◆ **WHAT TO DO**:
Report every line below that holds the word "РЕСУРСОВ".

◆ **RECORDS FOR THE EXERCISE**:

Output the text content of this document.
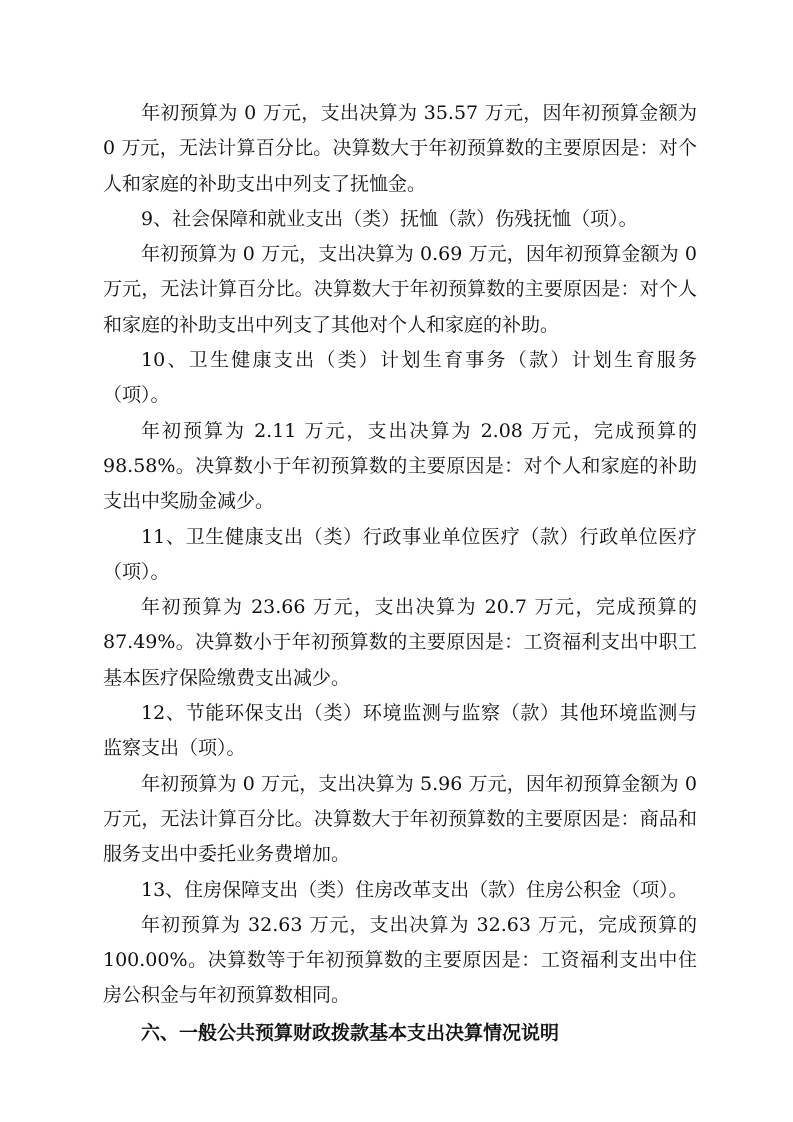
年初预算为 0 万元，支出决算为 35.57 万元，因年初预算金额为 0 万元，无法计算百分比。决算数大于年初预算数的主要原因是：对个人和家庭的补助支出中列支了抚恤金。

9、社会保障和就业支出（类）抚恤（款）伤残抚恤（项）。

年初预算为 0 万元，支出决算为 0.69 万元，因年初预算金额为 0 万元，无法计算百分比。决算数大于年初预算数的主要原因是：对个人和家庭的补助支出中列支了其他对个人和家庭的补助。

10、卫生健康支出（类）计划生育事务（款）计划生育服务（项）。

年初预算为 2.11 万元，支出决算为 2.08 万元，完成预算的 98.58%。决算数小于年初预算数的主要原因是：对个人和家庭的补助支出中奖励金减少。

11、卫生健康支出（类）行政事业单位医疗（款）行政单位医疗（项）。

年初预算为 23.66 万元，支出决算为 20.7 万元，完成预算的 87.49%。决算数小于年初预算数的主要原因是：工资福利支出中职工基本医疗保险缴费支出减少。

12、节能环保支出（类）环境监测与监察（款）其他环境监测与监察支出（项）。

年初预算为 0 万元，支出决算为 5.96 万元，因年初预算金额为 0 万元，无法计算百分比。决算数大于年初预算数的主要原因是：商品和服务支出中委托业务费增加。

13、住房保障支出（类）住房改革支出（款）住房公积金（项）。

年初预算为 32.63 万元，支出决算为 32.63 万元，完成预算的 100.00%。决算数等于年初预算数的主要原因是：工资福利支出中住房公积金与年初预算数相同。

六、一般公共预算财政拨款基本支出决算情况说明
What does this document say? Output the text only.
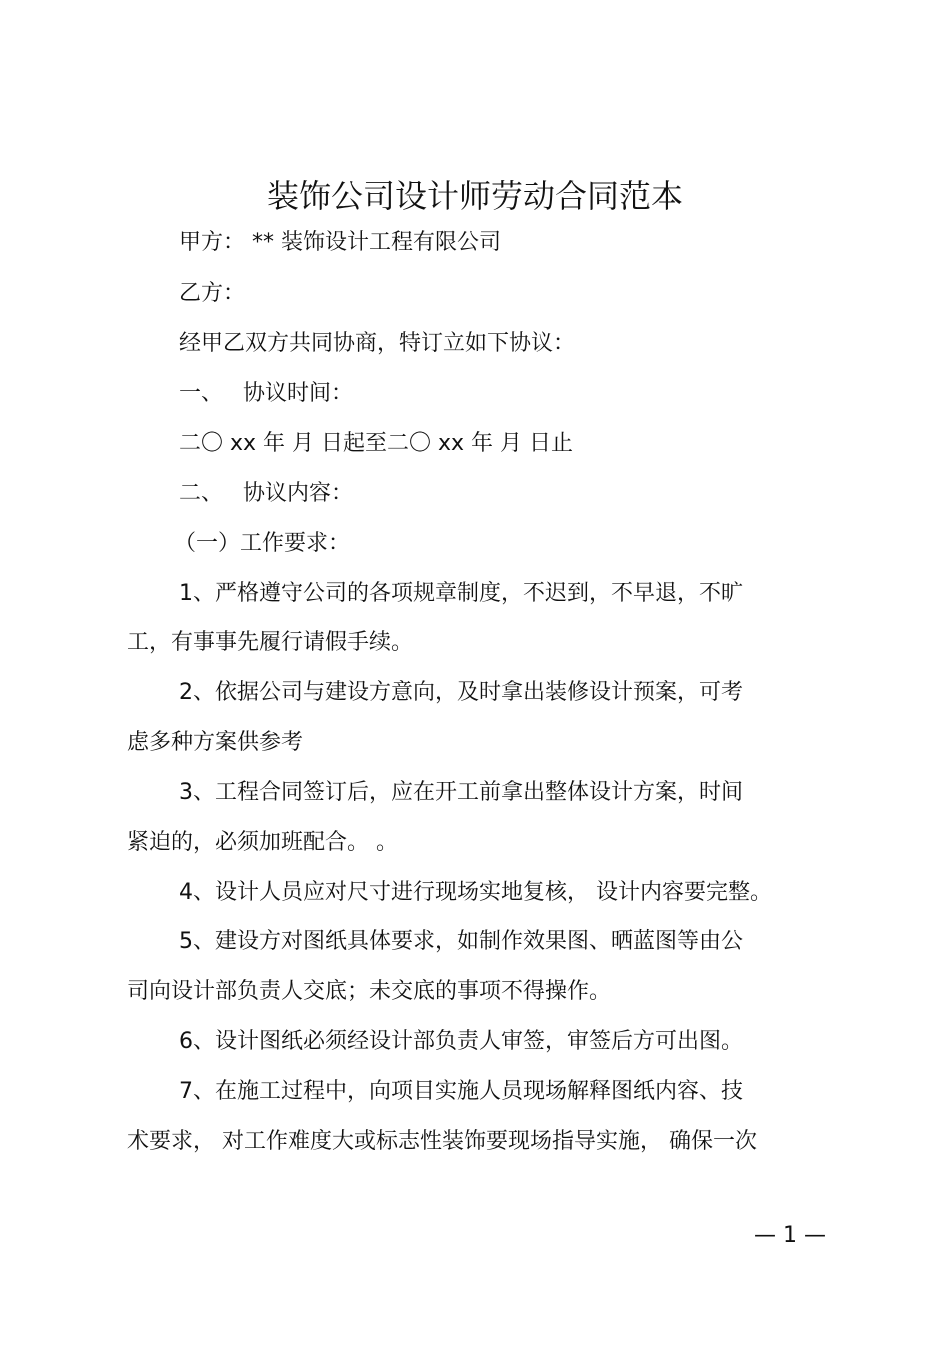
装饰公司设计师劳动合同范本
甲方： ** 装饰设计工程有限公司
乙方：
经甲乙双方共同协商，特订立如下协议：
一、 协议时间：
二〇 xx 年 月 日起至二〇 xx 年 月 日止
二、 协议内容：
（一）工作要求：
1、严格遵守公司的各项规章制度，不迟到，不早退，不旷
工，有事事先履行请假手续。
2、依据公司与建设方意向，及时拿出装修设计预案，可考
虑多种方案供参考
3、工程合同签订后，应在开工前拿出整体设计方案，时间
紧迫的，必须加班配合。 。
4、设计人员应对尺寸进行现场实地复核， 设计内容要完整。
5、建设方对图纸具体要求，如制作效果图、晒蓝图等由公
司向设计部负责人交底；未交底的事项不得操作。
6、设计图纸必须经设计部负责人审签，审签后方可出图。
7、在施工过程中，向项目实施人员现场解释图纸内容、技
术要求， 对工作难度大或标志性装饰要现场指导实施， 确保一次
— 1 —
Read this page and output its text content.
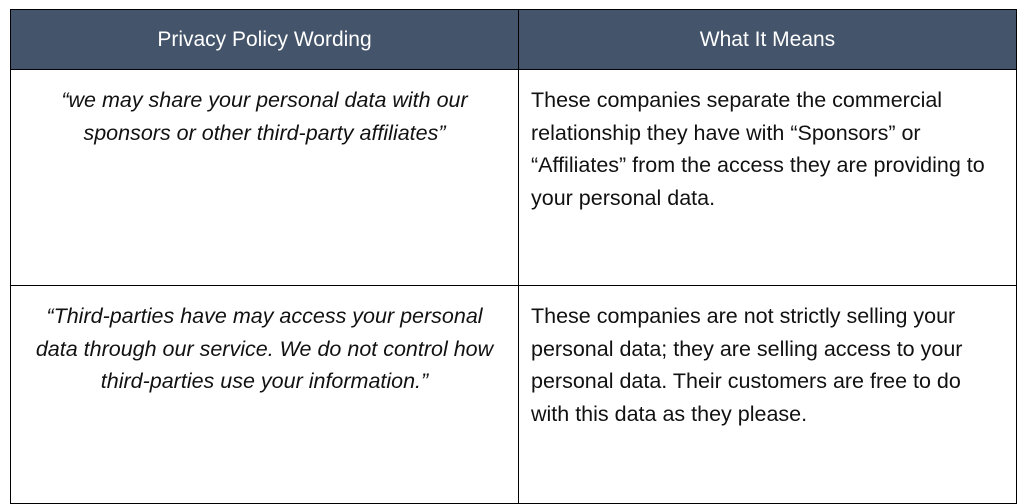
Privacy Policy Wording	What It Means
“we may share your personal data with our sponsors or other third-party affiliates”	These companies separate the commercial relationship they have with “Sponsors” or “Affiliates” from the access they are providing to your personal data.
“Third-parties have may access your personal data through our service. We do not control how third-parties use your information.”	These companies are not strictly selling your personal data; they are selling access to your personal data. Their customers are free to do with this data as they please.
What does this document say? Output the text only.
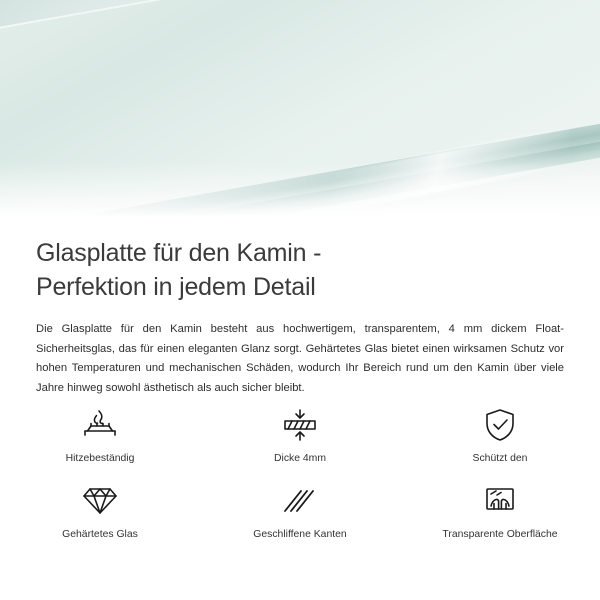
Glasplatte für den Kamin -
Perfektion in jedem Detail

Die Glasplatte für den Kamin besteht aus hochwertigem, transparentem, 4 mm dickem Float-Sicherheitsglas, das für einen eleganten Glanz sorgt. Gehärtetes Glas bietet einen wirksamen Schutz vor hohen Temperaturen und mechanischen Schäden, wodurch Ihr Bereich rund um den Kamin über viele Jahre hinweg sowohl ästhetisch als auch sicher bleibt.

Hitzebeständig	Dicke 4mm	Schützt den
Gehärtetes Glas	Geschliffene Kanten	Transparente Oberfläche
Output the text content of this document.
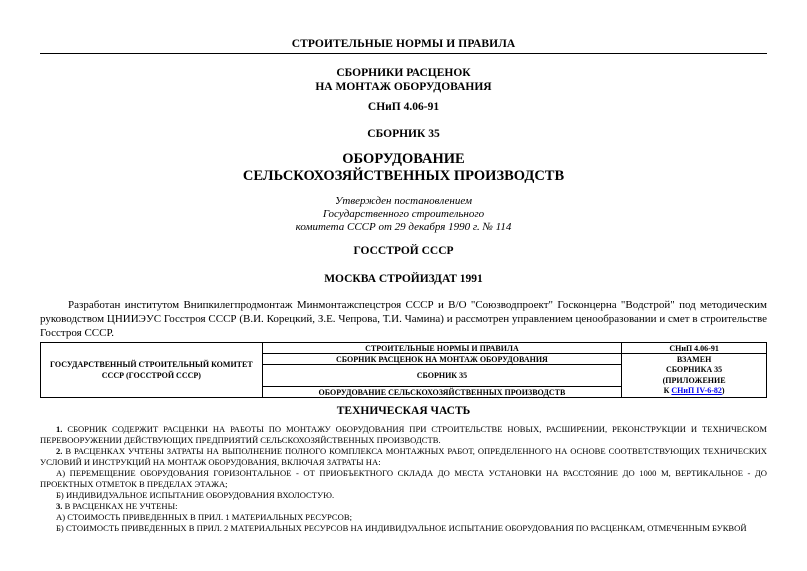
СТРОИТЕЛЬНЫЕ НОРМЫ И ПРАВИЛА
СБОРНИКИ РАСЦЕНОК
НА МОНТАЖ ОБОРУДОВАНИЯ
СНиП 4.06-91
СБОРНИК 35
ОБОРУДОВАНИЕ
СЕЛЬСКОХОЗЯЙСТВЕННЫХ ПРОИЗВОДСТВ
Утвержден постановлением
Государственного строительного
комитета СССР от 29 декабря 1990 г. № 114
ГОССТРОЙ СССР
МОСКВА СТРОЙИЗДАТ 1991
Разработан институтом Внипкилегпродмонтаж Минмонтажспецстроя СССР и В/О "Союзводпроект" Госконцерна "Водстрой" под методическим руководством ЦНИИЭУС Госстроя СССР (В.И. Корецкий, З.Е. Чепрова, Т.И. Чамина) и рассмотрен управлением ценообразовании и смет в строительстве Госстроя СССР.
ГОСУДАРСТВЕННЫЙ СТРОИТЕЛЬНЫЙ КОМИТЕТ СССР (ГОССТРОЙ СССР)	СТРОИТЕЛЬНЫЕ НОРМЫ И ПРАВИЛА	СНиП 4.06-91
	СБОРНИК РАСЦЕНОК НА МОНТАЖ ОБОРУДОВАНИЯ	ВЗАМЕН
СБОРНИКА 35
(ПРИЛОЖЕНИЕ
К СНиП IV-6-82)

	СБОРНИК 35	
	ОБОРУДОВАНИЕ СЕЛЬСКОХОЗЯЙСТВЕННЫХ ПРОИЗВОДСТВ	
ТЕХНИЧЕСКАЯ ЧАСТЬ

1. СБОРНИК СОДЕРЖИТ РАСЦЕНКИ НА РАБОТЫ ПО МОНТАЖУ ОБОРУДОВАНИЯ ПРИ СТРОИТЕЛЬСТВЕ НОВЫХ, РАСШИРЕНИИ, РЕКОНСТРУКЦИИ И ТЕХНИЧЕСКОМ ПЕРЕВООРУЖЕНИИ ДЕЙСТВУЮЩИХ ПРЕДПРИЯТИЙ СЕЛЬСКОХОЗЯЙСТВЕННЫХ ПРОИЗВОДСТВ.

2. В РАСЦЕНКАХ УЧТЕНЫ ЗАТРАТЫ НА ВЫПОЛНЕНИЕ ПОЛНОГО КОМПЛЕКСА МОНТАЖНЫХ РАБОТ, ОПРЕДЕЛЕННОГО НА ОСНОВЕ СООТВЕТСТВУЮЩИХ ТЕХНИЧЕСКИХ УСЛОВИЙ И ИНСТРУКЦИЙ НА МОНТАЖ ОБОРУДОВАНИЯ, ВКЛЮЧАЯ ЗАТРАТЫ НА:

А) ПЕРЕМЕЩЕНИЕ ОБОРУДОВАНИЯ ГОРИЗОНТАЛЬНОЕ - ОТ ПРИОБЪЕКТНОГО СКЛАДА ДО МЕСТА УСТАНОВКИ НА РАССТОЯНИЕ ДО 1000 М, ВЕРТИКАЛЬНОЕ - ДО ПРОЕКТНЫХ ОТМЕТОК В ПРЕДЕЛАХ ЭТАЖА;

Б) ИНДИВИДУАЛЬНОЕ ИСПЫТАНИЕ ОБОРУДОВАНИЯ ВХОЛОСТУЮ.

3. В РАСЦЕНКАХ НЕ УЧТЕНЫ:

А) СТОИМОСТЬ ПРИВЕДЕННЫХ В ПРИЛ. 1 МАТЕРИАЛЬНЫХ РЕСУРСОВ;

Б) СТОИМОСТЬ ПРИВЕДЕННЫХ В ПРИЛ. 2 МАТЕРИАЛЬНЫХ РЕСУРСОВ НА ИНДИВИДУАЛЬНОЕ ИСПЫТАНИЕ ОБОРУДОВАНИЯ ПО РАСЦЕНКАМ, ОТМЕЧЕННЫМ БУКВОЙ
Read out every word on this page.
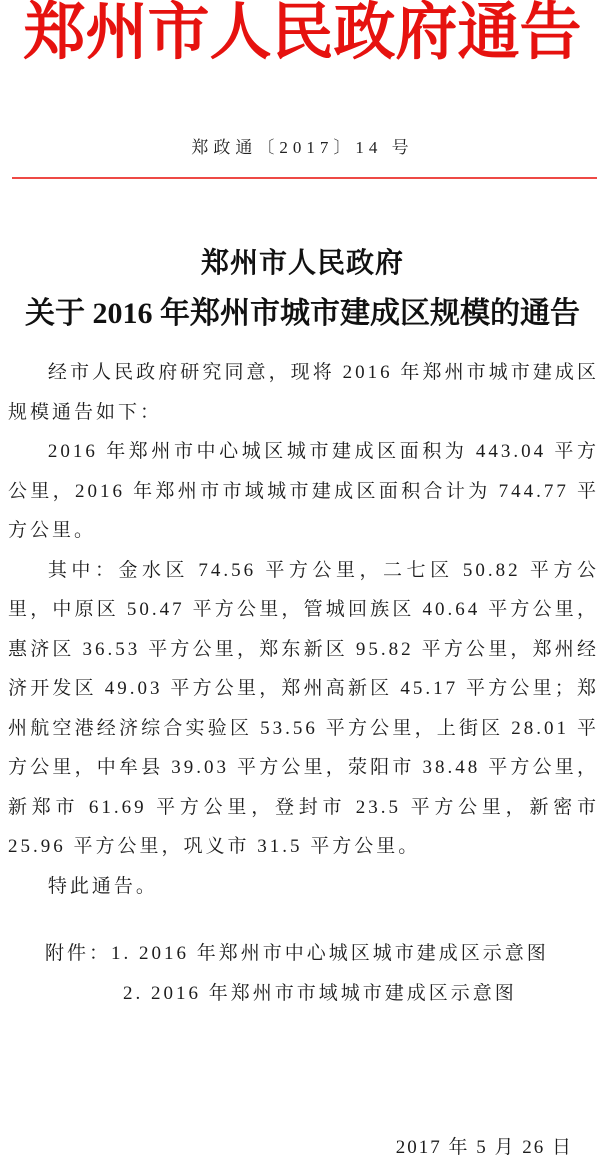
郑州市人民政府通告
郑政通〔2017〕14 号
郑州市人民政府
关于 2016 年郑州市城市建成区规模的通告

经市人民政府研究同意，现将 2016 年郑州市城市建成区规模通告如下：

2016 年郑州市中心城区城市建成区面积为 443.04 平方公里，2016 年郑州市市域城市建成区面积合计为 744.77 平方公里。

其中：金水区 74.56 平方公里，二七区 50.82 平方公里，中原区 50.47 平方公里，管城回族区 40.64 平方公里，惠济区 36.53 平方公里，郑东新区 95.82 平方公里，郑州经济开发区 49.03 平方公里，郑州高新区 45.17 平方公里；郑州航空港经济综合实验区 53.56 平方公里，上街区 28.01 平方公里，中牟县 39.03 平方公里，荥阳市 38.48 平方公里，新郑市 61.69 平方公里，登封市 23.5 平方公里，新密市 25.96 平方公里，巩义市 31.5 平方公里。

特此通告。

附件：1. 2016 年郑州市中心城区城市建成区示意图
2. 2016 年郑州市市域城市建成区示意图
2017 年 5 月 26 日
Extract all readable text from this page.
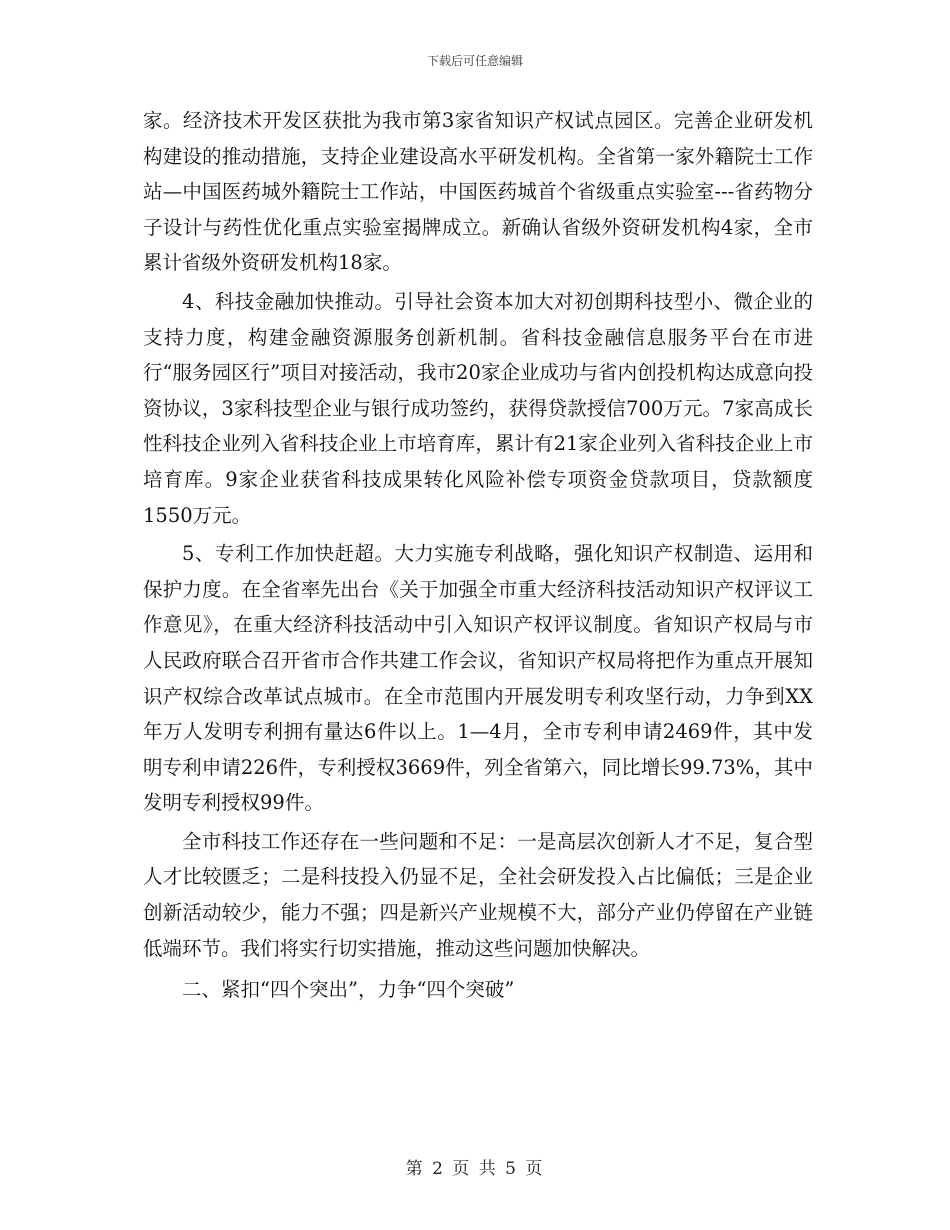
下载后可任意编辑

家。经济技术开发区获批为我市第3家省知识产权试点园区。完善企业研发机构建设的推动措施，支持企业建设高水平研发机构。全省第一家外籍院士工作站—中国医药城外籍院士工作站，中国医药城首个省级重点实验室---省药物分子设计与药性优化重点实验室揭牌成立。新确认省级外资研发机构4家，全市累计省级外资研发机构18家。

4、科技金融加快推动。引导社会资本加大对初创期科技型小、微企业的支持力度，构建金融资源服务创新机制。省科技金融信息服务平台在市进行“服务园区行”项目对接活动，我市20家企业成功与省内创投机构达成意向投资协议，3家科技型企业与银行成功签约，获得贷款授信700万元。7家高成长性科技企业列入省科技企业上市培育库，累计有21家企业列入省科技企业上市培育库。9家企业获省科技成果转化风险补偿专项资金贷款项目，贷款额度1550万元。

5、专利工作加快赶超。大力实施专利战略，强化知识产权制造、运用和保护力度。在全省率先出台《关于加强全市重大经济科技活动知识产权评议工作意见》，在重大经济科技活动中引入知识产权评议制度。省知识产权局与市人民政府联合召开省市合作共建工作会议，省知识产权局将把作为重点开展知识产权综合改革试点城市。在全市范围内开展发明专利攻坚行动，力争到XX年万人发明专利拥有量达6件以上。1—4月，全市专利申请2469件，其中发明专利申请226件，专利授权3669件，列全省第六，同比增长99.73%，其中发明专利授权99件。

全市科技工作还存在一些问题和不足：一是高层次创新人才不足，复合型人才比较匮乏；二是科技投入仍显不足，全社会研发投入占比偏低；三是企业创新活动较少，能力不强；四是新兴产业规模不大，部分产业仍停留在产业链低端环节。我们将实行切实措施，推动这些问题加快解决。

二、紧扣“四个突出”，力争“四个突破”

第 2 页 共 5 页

◆ **REPLY**:
А) СТОИМОСТЬ ПРИВЕДЕННЫХ В ПРИЛ. 1 МАТЕРИАЛЬНЫХ РЕСУРСОВ;
Б) СТОИМОСТЬ ПРИВЕДЕННЫХ В ПРИЛ. 2 МАТЕРИАЛЬНЫХ РЕСУРСОВ НА ИНДИВИДУАЛЬНОЕ ИСПЫТАНИЕ ОБОРУДОВАНИЯ ПО РАСЦЕНКАМ, ОТМЕЧЕННЫМ БУКВОЙ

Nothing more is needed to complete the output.